TASK MATERIAL ▸

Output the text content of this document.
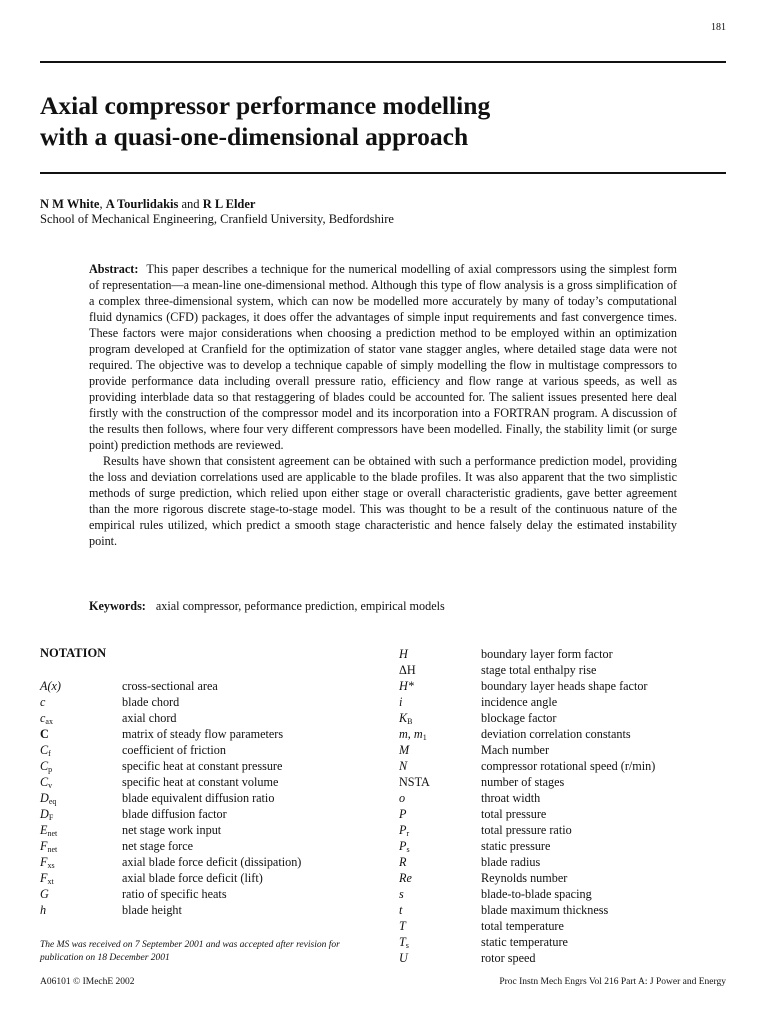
181
Axial compressor performance modelling
with a quasi-one-dimensional approach
N M White, A Tourlidakis and R L Elder
School of Mechanical Engineering, Cranfield University, Bedfordshire

Abstract: This paper describes a technique for the numerical modelling of axial compressors using the simplest form of representation—a mean-line one-dimensional method. Although this type of flow analysis is a gross simplification of a complex three-dimensional system, which can now be modelled more accurately by many of today’s computational fluid dynamics (CFD) packages, it does offer the advantages of simple input requirements and fast convergence times. These factors were major considerations when choosing a prediction method to be employed within an optimization program developed at Cranfield for the optimization of stator vane stagger angles, where detailed stage data were not required. The objective was to develop a technique capable of simply modelling the flow in multistage compressors to provide performance data including overall pressure ratio, efficiency and flow range at various speeds, as well as providing interblade data so that restaggering of blades could be accounted for. The salient issues presented here deal firstly with the construction of the compressor model and its incorporation into a FORTRAN program. A discussion of the results then follows, where four very different compressors have been modelled. Finally, the stability limit (or surge point) prediction methods are reviewed.

Results have shown that consistent agreement can be obtained with such a performance prediction model, providing the loss and deviation correlations used are applicable to the blade profiles. It was also apparent that the two simplistic methods of surge prediction, which relied upon either stage or overall characteristic gradients, gave better agreement than the more rigorous discrete stage-to-stage model. This was thought to be a result of the continuous nature of the empirical rules utilized, which predict a smooth stage characteristic and hence falsely delay the estimated instability point.

Keywords: axial compressor, peformance prediction, empirical models
NOTATION
A(x)	cross-sectional area
c	blade chord
$c_{ax}$	axial chord
C	matrix of steady flow parameters
$C_f$	coefficient of friction
$C_p$	specific heat at constant pressure
$C_v$	specific heat at constant volume
$D_{eq}$	blade equivalent diffusion ratio
$D_F$	blade diffusion factor
$E_{net}$	net stage work input
$F_{net}$	net stage force
$F_{xs}$	axial blade force deficit (dissipation)
$F_{xt}$	axial blade force deficit (lift)
G	ratio of specific heats
h	blade height
H	boundary layer form factor
ΔH	stage total enthalpy rise
H*	boundary layer heads shape factor
i	incidence angle
$K_B$	blockage factor
m, $m_1$	deviation correlation constants
M	Mach number
N	compressor rotational speed (r/min)
NSTA	number of stages
o	throat width
P	total pressure
$P_r$	total pressure ratio
$P_s$	static pressure
R	blade radius
Re	Reynolds number
s	blade-to-blade spacing
t	blade maximum thickness
T	total temperature
$T_s$	static temperature
U	rotor speed
The MS was received on 7 September 2001 and was accepted after revision for publication on 18 December 2001
A06101 © IMechE 2002	Proc Instn Mech Engrs Vol 216 Part A: J Power and Energy
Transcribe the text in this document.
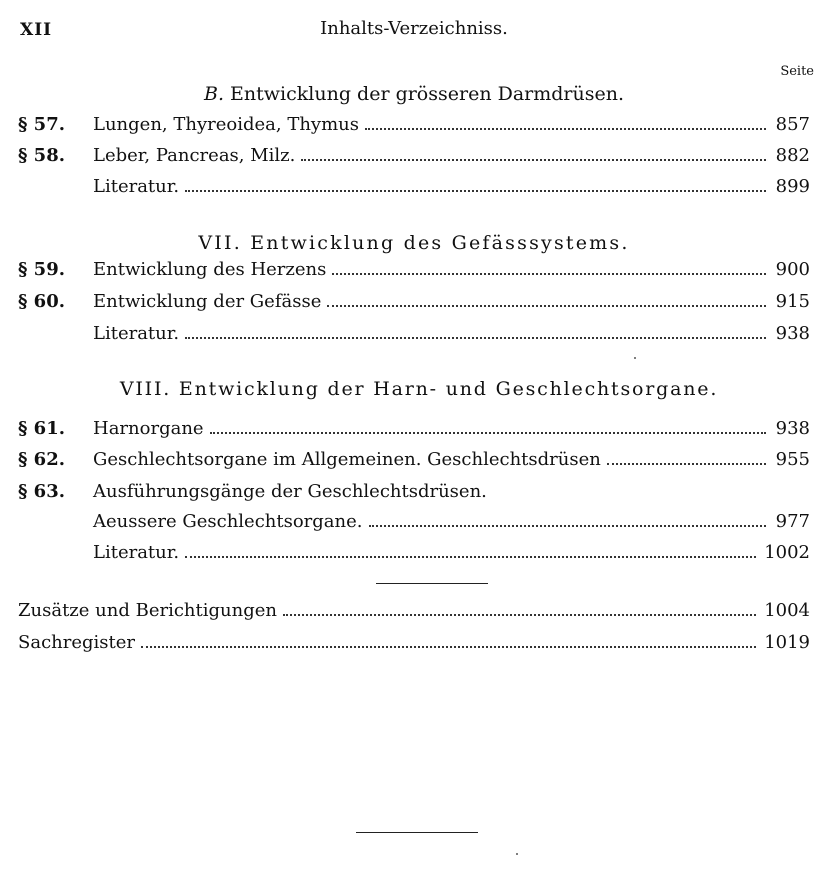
XII	Inhalts-Verzeichniss.
Seite
B. Entwicklung der grösseren Darmdrüsen.
§ 57.	Lungen, Thyreoidea, Thymus	857
§ 58.	Leber, Pancreas, Milz.	882
Literatur.	899
VII. Entwicklung des Gefässsystems.
§ 59.	Entwicklung des Herzens	900
§ 60.	Entwicklung der Gefässe	915
Literatur.	938
VIII. Entwicklung der Harn- und Geschlechtsorgane.
§ 61.	Harnorgane	938
§ 62.	Geschlechtsorgane im Allgemeinen. Geschlechtsdrüsen	955
§ 63.	Ausführungsgänge der Geschlechtsdrüsen.
Aeussere Geschlechtsorgane.	977
Literatur.	1002
Zusätze und Berichtigungen	1004
Sachregister	1019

TASK ▸ Find the string "boundary" in the records, then copy each line where it occurs.

THE REPLY ▸
H	boundary layer form factor
H*	boundary layer heads shape factor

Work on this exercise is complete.